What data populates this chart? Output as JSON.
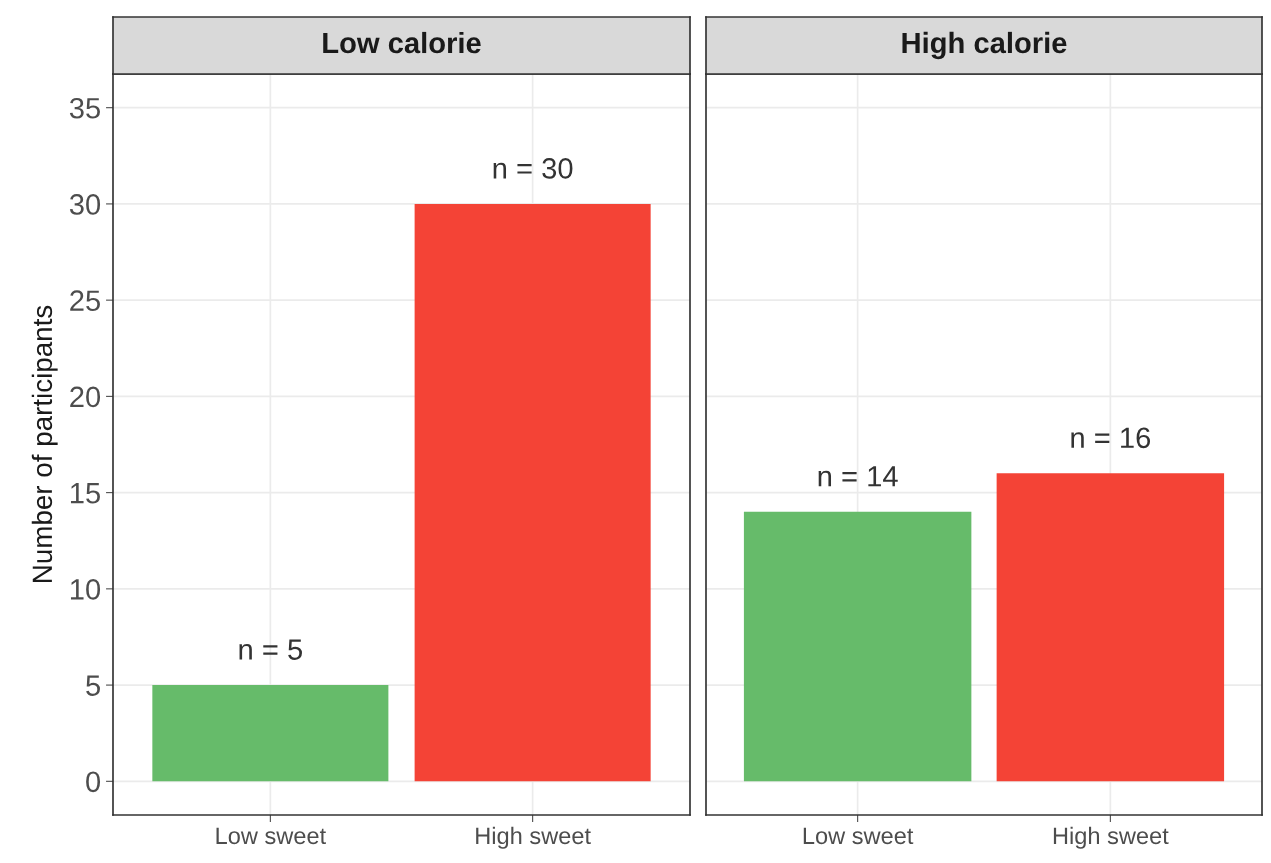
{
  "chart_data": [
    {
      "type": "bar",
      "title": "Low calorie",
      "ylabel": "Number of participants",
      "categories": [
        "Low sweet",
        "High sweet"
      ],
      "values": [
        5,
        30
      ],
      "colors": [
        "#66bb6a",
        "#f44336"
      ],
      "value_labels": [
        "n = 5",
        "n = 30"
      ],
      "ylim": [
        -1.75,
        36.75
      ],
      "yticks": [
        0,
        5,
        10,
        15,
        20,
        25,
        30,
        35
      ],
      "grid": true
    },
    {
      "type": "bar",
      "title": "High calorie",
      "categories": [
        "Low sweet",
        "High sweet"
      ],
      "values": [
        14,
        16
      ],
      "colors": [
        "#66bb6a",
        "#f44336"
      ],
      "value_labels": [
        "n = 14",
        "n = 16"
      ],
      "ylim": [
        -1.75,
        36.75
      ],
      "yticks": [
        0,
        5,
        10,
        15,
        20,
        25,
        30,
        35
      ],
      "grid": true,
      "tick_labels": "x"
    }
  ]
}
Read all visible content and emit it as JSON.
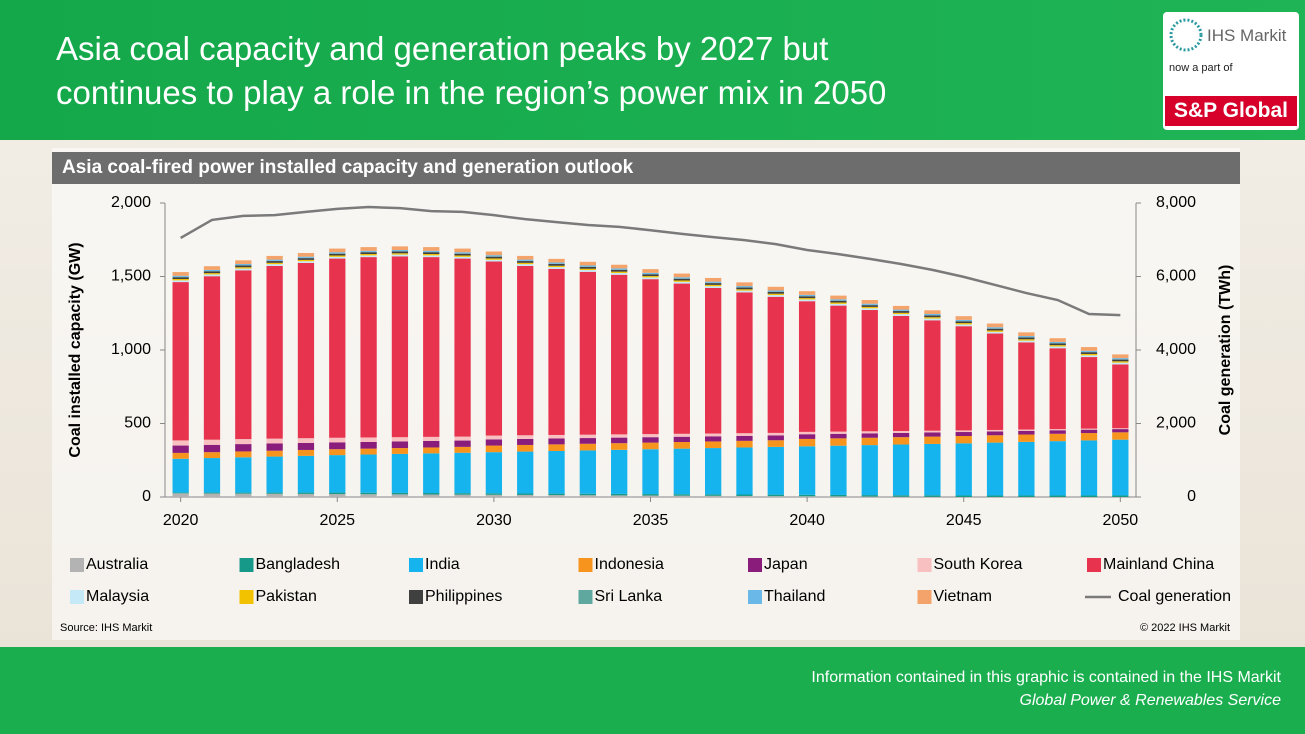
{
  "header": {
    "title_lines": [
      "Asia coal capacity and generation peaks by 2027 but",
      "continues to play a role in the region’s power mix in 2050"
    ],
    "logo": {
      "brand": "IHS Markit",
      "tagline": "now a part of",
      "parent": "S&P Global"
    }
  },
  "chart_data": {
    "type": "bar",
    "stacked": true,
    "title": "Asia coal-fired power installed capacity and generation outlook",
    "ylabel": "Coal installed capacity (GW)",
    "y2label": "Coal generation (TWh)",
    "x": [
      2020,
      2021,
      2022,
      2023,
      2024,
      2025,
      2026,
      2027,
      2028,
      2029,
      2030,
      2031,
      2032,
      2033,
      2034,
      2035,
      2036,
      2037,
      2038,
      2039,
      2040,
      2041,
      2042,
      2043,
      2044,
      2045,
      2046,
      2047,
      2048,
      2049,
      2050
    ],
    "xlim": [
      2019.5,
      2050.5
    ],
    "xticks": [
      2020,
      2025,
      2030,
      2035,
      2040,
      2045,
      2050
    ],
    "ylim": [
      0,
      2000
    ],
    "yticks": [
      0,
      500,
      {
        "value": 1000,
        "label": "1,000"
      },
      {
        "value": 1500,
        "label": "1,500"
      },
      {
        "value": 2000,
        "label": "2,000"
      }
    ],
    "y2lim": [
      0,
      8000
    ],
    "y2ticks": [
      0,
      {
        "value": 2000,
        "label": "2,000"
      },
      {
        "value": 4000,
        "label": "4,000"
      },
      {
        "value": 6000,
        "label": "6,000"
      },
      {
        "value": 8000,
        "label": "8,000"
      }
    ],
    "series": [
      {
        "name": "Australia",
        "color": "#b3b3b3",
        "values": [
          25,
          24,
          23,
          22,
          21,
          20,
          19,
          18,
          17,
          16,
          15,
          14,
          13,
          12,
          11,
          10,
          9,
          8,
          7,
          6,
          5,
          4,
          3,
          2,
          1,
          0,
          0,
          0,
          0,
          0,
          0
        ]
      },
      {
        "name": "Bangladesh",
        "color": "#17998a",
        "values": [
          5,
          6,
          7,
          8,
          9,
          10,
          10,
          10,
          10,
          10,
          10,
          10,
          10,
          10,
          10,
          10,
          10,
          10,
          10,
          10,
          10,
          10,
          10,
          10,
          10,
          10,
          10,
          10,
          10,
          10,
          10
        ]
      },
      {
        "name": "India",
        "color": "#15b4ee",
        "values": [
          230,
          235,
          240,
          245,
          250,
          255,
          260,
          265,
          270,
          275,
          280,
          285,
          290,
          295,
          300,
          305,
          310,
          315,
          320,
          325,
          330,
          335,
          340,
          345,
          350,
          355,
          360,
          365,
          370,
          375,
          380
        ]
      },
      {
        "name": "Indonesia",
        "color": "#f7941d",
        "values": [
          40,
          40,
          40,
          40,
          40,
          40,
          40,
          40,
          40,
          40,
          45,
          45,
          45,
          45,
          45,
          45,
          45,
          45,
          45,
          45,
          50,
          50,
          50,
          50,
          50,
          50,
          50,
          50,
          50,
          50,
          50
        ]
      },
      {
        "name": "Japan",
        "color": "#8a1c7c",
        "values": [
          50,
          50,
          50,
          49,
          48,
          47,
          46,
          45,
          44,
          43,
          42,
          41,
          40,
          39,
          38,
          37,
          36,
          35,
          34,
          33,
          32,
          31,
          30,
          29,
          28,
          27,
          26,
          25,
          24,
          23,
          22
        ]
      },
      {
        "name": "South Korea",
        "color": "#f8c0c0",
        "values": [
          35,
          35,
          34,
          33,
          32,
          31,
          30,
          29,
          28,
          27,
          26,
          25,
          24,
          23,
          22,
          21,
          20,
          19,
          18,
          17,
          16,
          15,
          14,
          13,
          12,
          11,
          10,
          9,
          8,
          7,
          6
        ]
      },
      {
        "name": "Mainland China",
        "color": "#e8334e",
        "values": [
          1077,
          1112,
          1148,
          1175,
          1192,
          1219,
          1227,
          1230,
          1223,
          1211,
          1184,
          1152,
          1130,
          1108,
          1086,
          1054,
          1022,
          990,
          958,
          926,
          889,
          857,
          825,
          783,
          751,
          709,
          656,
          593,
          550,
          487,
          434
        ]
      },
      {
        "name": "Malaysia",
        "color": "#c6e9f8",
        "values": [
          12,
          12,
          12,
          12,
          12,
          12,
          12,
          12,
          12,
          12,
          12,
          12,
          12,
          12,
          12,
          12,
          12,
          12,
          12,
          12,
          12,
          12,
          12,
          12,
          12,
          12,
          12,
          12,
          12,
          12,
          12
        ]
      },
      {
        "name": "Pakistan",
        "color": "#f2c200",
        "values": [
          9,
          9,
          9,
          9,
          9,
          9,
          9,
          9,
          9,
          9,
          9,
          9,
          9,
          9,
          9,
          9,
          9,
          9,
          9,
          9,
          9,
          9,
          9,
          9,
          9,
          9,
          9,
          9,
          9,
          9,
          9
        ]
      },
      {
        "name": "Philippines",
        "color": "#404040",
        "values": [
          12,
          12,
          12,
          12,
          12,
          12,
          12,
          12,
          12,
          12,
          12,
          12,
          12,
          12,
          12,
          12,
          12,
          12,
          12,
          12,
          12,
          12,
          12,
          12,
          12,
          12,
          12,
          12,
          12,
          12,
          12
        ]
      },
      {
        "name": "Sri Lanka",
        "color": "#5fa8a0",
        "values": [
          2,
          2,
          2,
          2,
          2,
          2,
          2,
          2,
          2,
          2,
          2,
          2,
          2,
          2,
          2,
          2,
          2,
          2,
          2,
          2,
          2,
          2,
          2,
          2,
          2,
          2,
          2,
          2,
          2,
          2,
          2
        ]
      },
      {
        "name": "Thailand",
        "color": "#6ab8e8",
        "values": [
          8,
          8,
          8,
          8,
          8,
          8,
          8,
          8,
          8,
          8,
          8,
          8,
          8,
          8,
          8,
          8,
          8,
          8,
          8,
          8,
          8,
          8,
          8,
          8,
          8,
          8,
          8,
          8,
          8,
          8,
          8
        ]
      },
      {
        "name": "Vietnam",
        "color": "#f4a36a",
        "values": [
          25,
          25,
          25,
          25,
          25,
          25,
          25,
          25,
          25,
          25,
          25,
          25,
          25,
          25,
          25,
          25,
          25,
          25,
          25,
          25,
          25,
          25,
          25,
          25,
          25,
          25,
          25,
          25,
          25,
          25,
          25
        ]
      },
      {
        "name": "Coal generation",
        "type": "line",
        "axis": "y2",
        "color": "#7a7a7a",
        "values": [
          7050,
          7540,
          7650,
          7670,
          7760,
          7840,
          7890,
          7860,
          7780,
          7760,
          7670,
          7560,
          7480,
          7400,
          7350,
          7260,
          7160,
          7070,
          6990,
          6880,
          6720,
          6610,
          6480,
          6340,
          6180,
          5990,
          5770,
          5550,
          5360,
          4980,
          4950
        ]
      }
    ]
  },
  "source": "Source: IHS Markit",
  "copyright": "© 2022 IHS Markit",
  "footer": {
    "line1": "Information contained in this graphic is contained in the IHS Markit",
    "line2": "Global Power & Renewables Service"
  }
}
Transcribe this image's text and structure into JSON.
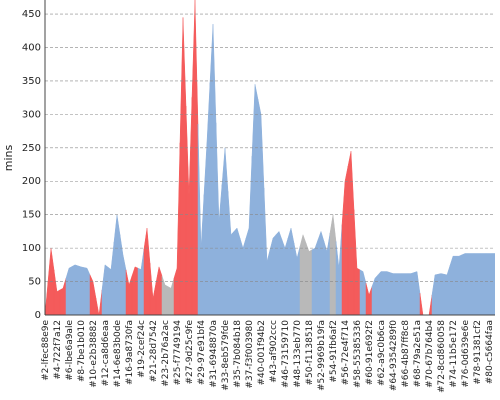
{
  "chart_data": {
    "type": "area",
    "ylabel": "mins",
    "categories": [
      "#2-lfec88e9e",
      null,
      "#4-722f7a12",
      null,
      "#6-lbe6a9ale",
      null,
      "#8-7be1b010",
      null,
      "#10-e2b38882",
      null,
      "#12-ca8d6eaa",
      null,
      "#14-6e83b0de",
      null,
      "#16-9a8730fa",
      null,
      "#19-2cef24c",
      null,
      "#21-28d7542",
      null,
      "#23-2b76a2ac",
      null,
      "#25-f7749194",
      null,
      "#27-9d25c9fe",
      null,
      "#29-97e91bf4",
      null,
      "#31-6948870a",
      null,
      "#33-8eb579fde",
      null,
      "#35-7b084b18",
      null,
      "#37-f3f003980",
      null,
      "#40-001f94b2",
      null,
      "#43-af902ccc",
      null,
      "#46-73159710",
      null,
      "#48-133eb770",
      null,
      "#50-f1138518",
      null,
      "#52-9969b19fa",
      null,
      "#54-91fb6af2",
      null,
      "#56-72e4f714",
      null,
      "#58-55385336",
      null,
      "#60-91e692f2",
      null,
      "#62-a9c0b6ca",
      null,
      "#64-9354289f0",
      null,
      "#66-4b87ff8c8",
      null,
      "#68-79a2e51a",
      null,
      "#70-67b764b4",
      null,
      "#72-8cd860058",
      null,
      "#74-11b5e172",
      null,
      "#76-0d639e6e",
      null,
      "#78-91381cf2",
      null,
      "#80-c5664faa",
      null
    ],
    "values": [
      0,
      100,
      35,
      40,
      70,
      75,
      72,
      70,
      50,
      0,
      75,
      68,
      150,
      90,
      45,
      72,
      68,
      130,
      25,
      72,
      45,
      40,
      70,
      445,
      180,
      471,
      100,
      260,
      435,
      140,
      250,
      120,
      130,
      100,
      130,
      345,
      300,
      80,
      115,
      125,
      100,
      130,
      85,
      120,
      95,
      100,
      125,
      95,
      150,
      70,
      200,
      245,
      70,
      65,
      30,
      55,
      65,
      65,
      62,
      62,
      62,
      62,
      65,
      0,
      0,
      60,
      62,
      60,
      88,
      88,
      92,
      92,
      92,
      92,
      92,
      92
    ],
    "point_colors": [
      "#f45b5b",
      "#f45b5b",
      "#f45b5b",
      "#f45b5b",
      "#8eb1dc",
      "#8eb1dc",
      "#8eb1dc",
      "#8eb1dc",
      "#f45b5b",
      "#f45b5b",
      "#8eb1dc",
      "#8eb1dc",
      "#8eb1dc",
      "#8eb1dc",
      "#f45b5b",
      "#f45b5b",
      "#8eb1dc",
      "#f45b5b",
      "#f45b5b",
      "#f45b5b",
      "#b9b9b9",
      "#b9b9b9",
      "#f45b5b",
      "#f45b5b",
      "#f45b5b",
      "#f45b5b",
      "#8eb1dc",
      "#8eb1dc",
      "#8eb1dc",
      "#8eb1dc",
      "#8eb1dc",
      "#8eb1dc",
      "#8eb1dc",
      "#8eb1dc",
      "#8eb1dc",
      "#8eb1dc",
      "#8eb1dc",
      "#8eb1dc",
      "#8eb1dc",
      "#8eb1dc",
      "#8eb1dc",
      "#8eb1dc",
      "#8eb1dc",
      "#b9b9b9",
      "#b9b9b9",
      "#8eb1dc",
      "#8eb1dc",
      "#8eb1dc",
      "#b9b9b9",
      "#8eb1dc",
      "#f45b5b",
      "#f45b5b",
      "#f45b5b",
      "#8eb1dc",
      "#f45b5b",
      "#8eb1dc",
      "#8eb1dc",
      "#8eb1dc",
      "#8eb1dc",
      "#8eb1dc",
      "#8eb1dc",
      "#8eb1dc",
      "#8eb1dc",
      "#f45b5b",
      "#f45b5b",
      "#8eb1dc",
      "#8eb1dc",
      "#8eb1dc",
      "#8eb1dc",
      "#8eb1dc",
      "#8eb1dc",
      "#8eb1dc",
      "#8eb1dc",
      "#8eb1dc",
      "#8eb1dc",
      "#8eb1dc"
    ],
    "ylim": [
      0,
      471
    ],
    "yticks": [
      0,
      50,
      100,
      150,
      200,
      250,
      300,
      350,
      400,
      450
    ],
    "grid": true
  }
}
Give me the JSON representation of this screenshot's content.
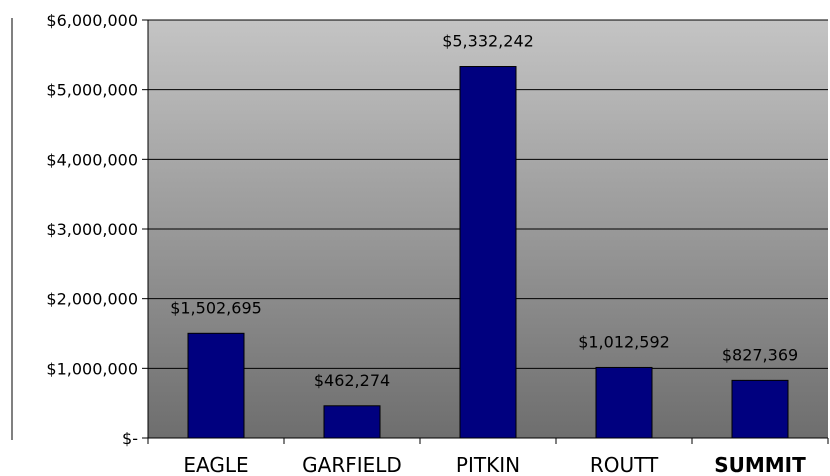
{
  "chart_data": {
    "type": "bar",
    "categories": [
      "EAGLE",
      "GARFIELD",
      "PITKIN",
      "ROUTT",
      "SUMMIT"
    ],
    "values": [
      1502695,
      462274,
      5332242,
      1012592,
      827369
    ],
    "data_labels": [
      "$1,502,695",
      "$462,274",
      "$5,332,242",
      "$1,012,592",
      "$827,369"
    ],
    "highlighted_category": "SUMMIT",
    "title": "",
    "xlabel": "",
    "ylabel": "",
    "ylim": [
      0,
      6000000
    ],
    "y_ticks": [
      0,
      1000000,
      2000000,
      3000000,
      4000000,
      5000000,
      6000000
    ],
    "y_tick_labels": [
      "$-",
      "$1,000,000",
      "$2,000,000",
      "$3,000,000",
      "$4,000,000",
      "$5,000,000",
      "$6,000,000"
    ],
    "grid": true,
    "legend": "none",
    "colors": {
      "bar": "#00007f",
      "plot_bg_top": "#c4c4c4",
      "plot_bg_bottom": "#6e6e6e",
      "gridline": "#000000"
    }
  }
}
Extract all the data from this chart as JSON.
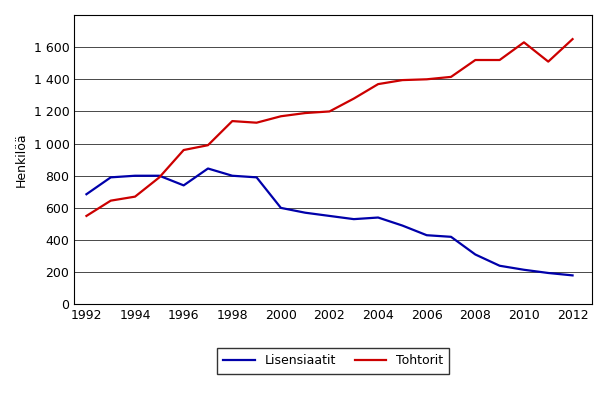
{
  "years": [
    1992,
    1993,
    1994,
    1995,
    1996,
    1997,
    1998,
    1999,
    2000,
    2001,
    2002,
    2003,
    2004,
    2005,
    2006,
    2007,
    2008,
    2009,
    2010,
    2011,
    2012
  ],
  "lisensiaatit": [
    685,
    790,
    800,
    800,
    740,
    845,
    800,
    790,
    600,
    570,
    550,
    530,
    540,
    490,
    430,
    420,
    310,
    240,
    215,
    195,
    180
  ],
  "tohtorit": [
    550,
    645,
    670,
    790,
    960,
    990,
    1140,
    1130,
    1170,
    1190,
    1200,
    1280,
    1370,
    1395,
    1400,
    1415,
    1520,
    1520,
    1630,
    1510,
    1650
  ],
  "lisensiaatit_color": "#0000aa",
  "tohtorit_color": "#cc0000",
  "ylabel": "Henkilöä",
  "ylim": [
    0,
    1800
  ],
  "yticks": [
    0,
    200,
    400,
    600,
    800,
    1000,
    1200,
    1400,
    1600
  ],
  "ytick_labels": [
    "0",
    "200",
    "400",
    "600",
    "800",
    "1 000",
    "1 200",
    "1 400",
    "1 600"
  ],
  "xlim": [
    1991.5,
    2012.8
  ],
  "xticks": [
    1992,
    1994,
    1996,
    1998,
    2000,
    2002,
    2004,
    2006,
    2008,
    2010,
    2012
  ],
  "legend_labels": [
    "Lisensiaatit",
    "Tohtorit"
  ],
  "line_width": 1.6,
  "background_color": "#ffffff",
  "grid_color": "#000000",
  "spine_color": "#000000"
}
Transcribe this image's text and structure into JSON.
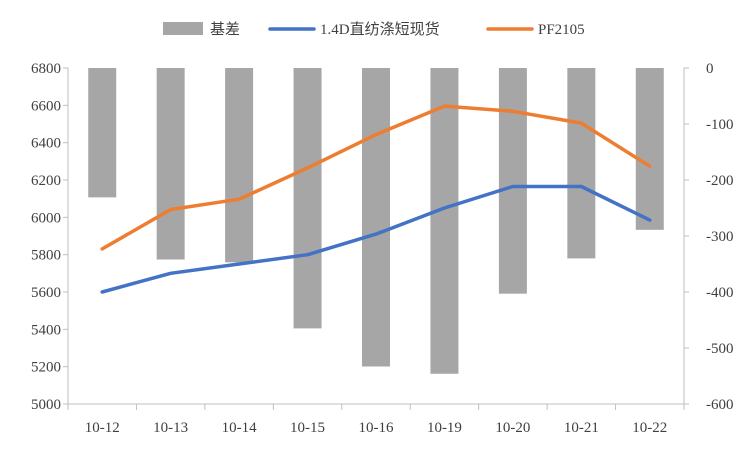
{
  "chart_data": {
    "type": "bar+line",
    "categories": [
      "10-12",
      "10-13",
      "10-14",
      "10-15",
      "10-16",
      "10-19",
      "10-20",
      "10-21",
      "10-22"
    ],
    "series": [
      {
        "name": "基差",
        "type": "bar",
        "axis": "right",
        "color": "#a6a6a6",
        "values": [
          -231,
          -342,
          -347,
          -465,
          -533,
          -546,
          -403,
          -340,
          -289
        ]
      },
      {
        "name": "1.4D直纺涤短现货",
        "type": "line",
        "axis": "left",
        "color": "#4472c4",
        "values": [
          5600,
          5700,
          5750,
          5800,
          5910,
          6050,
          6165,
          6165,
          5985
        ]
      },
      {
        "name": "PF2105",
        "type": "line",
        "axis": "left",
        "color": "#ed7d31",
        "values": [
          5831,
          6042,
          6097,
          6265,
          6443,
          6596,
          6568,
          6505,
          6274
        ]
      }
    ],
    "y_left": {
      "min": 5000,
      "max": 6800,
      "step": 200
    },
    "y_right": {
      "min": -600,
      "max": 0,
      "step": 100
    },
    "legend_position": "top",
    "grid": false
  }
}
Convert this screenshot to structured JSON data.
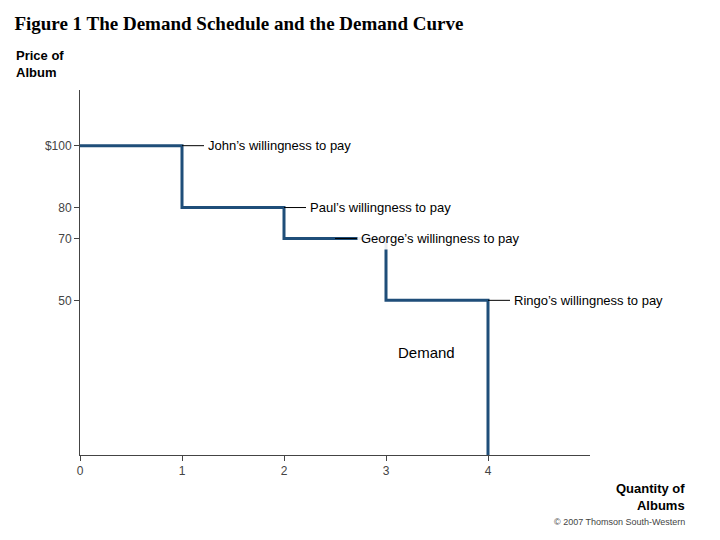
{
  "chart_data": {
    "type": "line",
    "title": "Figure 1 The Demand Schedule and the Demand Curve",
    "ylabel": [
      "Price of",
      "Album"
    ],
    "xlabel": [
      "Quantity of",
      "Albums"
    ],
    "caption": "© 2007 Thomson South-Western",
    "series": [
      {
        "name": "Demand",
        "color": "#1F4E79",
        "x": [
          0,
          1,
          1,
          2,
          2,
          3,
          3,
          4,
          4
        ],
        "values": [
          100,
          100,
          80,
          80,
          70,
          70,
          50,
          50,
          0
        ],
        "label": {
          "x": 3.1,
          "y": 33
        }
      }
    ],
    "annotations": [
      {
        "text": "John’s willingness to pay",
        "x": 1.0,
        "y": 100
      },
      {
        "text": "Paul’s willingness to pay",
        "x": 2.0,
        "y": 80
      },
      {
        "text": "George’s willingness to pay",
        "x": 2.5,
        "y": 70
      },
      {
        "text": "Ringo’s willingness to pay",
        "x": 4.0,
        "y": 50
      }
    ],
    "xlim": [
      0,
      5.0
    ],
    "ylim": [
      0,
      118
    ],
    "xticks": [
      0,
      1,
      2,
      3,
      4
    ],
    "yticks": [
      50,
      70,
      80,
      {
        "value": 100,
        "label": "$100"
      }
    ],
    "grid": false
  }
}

==================================================

• [What to do]: Examine the records and pull out every line where the string "this" occurs.

• [Solution]:
What data populates this chart? Output as JSON.
    "line1": "Information contained in this graphic is contained in the IHS Markit",
Transcribe this image's text and structure into JSON.
Give me the JSON representation of this screenshot's content.
Extract all the data from this chart as JSON.
Transcribe this image's text and structure into JSON.
Convert this screenshot to structured JSON data.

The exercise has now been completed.